>> Start Items

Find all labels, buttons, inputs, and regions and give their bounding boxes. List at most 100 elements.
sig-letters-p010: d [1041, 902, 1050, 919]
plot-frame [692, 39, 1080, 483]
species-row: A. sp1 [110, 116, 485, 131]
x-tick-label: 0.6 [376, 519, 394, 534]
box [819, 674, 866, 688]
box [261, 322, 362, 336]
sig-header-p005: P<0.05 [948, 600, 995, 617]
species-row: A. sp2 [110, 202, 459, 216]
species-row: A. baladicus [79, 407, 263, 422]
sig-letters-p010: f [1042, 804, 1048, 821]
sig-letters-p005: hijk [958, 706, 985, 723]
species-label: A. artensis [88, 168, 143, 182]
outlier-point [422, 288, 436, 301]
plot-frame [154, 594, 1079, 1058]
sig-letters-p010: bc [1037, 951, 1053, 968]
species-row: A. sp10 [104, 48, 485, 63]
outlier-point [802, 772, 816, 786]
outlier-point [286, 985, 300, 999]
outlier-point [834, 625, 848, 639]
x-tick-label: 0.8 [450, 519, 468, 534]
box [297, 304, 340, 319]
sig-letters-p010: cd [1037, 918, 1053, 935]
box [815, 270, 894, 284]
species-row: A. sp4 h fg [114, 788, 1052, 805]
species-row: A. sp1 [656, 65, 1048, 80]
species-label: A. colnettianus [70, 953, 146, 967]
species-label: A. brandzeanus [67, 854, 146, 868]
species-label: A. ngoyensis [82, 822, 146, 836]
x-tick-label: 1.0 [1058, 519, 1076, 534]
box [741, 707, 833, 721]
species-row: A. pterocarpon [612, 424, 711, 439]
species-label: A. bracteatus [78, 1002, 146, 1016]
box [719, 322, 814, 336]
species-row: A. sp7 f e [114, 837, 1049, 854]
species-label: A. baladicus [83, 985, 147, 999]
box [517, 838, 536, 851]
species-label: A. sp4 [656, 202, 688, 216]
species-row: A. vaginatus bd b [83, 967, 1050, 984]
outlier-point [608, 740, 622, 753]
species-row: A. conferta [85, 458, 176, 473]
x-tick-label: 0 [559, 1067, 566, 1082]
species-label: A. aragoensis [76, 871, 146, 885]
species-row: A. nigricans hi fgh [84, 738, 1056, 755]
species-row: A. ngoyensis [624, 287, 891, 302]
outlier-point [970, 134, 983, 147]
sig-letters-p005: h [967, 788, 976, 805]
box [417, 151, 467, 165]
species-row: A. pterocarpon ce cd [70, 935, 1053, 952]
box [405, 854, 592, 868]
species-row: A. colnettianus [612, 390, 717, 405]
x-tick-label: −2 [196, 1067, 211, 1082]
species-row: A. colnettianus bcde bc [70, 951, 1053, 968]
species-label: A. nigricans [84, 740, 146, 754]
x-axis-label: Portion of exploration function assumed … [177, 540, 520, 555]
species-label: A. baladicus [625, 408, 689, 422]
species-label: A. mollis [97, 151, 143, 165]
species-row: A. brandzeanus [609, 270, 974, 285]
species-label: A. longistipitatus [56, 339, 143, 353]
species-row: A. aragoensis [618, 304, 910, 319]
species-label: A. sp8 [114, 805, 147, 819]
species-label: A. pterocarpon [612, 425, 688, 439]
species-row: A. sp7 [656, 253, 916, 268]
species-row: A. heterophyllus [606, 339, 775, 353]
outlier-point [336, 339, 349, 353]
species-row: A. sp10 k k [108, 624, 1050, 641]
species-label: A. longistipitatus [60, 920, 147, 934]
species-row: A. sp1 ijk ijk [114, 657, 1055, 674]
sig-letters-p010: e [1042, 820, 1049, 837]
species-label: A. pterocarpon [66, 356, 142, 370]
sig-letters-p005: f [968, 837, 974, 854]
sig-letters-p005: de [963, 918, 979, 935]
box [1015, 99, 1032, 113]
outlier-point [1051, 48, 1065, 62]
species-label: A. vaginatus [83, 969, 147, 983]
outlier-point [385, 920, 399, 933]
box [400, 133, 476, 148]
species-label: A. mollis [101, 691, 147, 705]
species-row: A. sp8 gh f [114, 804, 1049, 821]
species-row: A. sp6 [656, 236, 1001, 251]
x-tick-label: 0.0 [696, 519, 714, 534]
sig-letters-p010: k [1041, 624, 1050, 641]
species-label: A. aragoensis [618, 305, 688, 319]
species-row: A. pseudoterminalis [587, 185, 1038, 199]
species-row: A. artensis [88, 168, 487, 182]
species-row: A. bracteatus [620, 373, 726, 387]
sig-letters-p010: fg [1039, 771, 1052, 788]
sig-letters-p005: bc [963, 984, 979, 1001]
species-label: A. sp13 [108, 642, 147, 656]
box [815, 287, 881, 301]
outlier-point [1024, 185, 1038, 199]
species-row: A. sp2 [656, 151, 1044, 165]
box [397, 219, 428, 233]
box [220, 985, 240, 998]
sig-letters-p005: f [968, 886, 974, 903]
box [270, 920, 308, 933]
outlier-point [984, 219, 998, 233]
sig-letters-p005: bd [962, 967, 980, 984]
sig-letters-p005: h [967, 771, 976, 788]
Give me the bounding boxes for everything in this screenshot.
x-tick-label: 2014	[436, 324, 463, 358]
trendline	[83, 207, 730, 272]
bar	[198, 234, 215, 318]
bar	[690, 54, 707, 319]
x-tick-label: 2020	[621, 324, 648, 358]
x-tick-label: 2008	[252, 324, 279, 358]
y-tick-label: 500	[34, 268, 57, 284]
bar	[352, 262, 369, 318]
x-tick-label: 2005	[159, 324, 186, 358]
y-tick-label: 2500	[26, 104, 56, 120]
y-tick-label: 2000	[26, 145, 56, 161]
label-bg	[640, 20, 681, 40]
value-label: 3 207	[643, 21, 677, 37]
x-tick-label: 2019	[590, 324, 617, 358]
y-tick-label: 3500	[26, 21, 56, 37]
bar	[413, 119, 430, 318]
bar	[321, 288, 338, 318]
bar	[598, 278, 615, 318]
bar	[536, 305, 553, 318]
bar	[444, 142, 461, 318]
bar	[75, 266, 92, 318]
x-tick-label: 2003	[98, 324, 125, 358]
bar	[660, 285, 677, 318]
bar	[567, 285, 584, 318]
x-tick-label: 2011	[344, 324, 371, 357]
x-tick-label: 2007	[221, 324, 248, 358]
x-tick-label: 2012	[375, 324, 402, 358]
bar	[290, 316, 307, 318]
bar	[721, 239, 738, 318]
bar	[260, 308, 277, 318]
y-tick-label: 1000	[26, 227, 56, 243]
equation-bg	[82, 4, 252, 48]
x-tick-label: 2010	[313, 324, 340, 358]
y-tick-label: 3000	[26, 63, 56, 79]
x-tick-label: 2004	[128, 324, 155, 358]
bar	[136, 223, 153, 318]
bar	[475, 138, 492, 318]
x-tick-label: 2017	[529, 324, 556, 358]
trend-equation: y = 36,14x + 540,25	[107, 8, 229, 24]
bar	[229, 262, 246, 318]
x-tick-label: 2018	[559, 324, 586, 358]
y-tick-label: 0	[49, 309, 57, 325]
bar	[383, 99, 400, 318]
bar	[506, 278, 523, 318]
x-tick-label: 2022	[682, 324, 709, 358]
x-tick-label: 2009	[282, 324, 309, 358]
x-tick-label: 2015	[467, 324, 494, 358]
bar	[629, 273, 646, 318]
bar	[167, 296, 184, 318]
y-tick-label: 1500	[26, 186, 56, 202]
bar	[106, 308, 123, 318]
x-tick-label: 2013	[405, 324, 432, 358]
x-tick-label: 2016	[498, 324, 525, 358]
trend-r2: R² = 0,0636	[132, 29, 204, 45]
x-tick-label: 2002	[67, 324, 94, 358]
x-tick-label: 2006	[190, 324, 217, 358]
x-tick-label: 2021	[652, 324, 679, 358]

>> End Items

Written task: Filter the listing above down to the lines that contain the word "bounding", and copy each of them out.

The result:
Find all labels, buttons, inputs, and regions and give their bounding boxes. List at most 100 elements.
Give me the bounding boxes for everything in this screenshot.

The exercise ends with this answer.